Goal of the exercise » Copy the rows below word for word, leaving out the pictures.

········

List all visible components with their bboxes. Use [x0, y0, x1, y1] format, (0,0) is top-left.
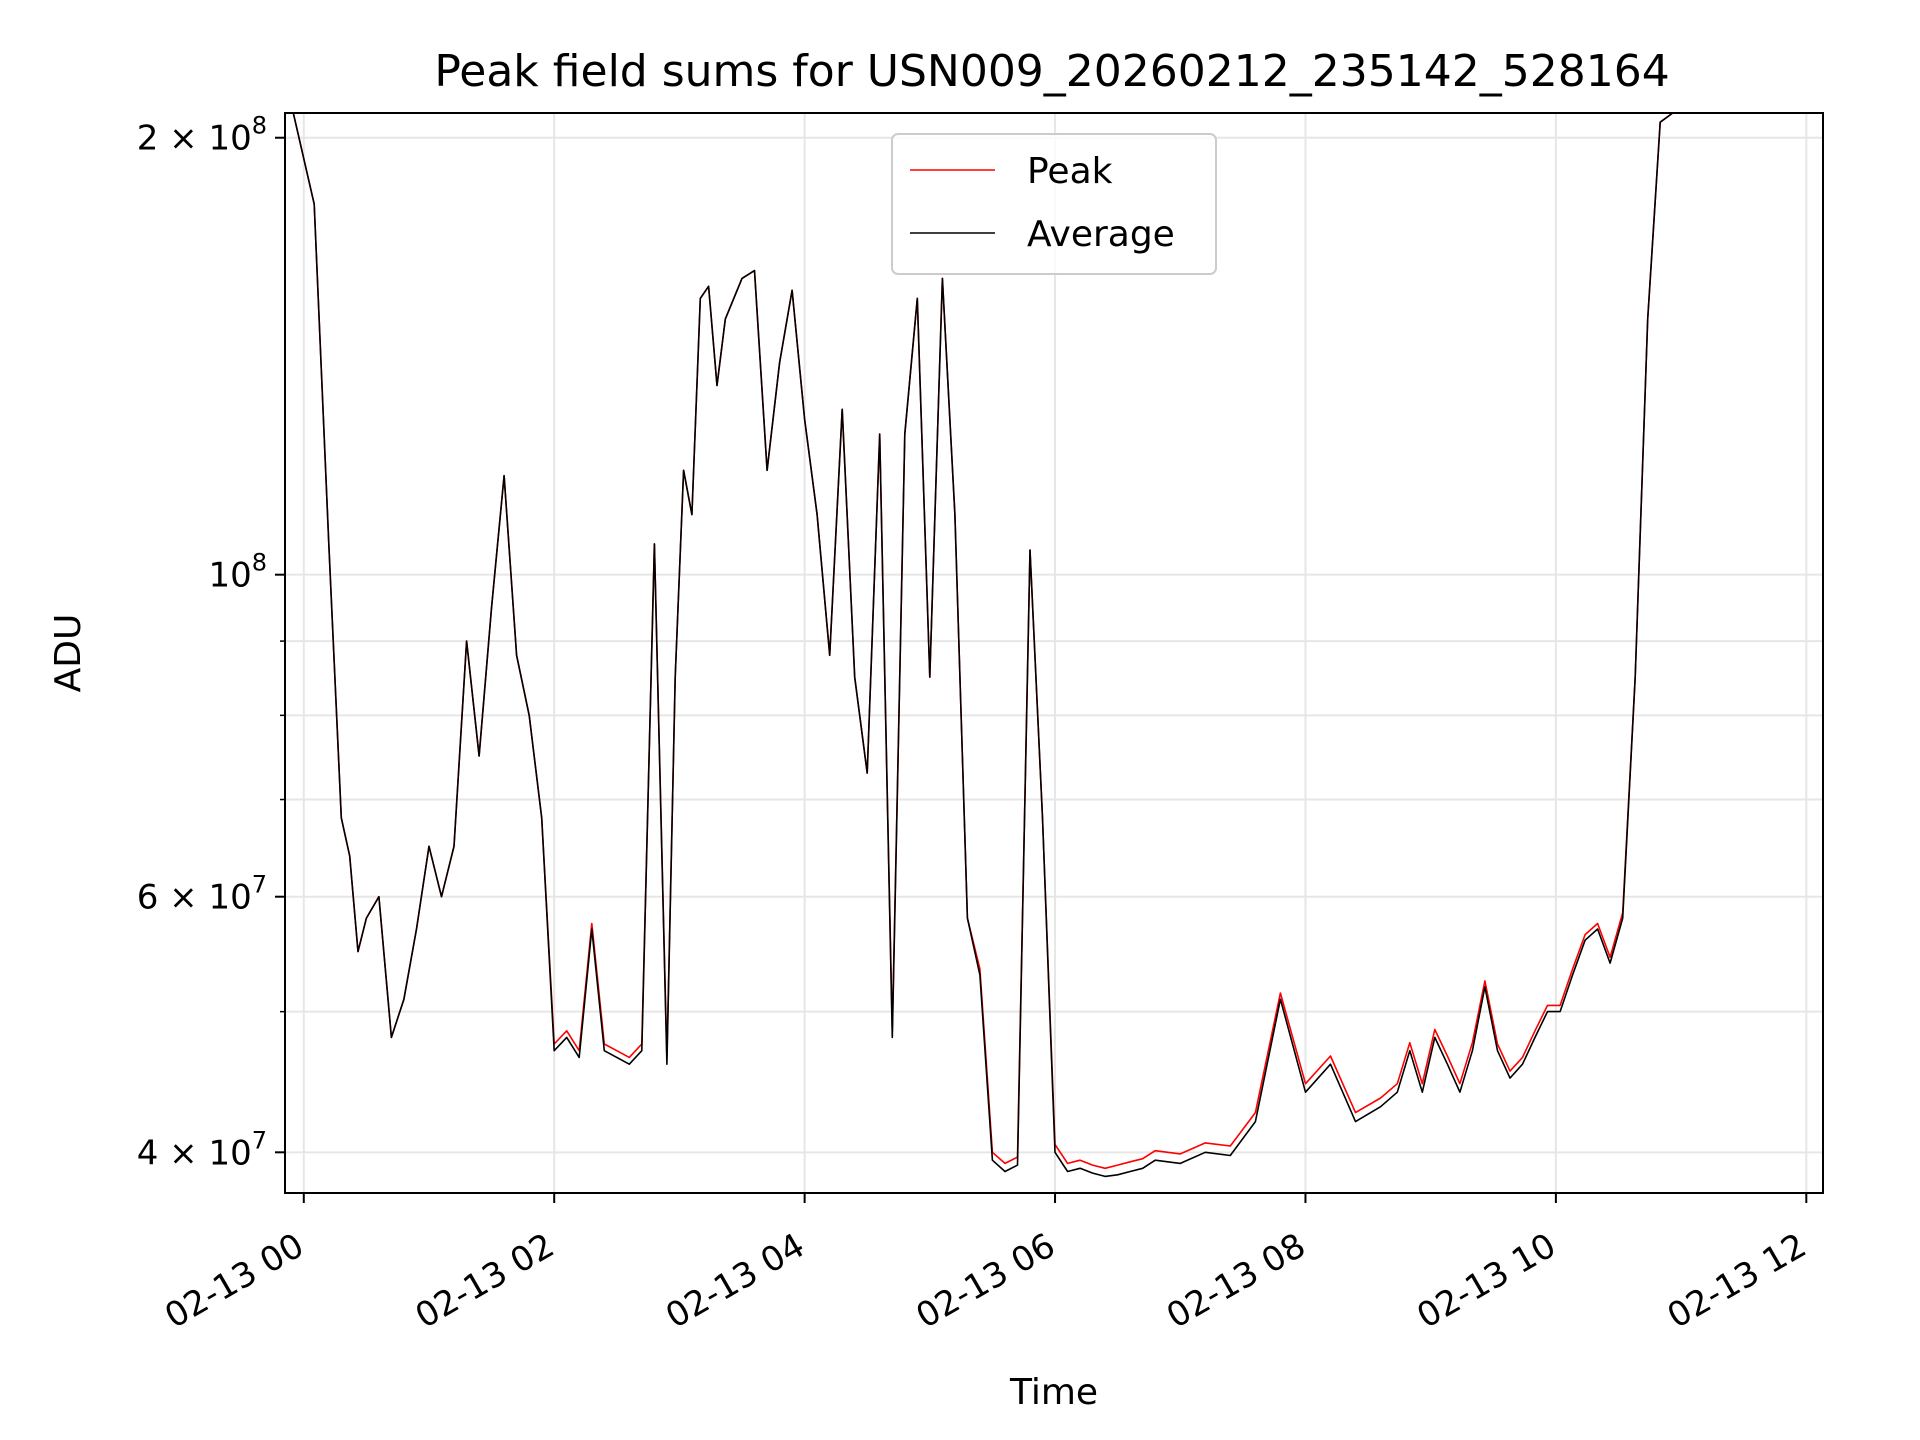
- x-tick-label: 02-13 12: [1661, 1226, 1813, 1337]
- legend: Peak Average: [891, 133, 1217, 275]
- y-tick-base: 4 × 10: [137, 1133, 252, 1173]
- x-tick-label: 02-13 10: [1410, 1226, 1562, 1337]
- y-tick-base: 10: [208, 556, 251, 596]
- y-tick-label: 2 × 108: [137, 112, 267, 159]
- y-tick-label: 6 × 107: [137, 871, 267, 918]
- y-tick-base: 2 × 10: [137, 119, 252, 159]
- y-tick-base: 6 × 10: [137, 878, 252, 918]
- x-axis: 02-13 00 02-13 02 02-13 04 02-13 06 02-13 08…: [158, 1193, 1813, 1337]
- chart-title: Peak field sums for USN009_20260212_2351…: [434, 46, 1669, 97]
- x-tick-label: 02-13 06: [910, 1226, 1062, 1337]
- y-tick-exponent: 8: [252, 112, 267, 140]
- legend-label-peak: Peak: [1027, 151, 1113, 192]
- y-tick-exponent: 7: [252, 1126, 267, 1154]
- x-tick-label: 02-13 02: [409, 1226, 561, 1337]
- x-tick-label: 02-13 08: [1160, 1226, 1312, 1337]
- x-tick-label: 02-13 00: [158, 1226, 310, 1337]
- series-lines: [292, 112, 1782, 1178]
- x-tick-label: 02-13 04: [659, 1226, 811, 1337]
- y-tick-label: 108: [208, 549, 267, 596]
- y-axis-label: ADU: [48, 614, 89, 693]
- legend-label-average: Average: [1027, 214, 1175, 255]
- legend-box: [891, 133, 1217, 275]
- y-tick-label: 4 × 107: [137, 1126, 267, 1173]
- x-axis-label: Time: [1009, 1372, 1098, 1413]
- series-average-line: [292, 112, 1782, 1178]
- plot-frame: [284, 112, 1824, 1194]
- grid-lines: [285, 113, 1823, 1193]
- y-tick-exponent: 7: [252, 871, 267, 899]
- y-tick-exponent: 8: [252, 549, 267, 577]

········

Output below »
List all visible components with their bboxes. Use [x0, y0, x1, y1] format, (0,0) is top-left.
- x-tick-label: 02-13 12: [1661, 1226, 1813, 1337]
- legend: Peak Average: [891, 133, 1217, 275]
- y-tick-base: 4 × 10: [137, 1133, 252, 1173]
- x-tick-label: 02-13 10: [1410, 1226, 1562, 1337]
- y-tick-base: 10: [208, 556, 251, 596]
- y-tick-label: 2 × 108: [137, 112, 267, 159]
- y-tick-label: 6 × 107: [137, 871, 267, 918]
- y-tick-base: 2 × 10: [137, 119, 252, 159]
- y-tick-base: 6 × 10: [137, 878, 252, 918]
- x-axis: 02-13 00 02-13 02 02-13 04 02-13 06 02-13 08…: [158, 1193, 1813, 1337]
- chart-title: Peak field sums for USN009_20260212_2351…: [434, 46, 1669, 97]
- x-tick-label: 02-13 06: [910, 1226, 1062, 1337]
- y-tick-exponent: 8: [252, 112, 267, 140]
- legend-label-peak: Peak: [1027, 151, 1113, 192]
- y-tick-exponent: 7: [252, 1126, 267, 1154]
- x-tick-label: 02-13 02: [409, 1226, 561, 1337]
- x-tick-label: 02-13 08: [1160, 1226, 1312, 1337]
- x-tick-label: 02-13 00: [158, 1226, 310, 1337]
- series-lines: [292, 112, 1782, 1178]
- x-tick-label: 02-13 04: [659, 1226, 811, 1337]
- y-tick-label: 108: [208, 549, 267, 596]
- y-axis-label: ADU: [48, 614, 89, 693]
- legend-label-average: Average: [1027, 214, 1175, 255]
- legend-box: [891, 133, 1217, 275]
- y-tick-label: 4 × 107: [137, 1126, 267, 1173]
- x-axis-label: Time: [1009, 1372, 1098, 1413]
- series-average-line: [292, 112, 1782, 1178]
- plot-frame: [284, 112, 1824, 1194]
- grid-lines: [285, 113, 1823, 1193]
- y-tick-exponent: 7: [252, 871, 267, 899]
- y-tick-exponent: 8: [252, 549, 267, 577]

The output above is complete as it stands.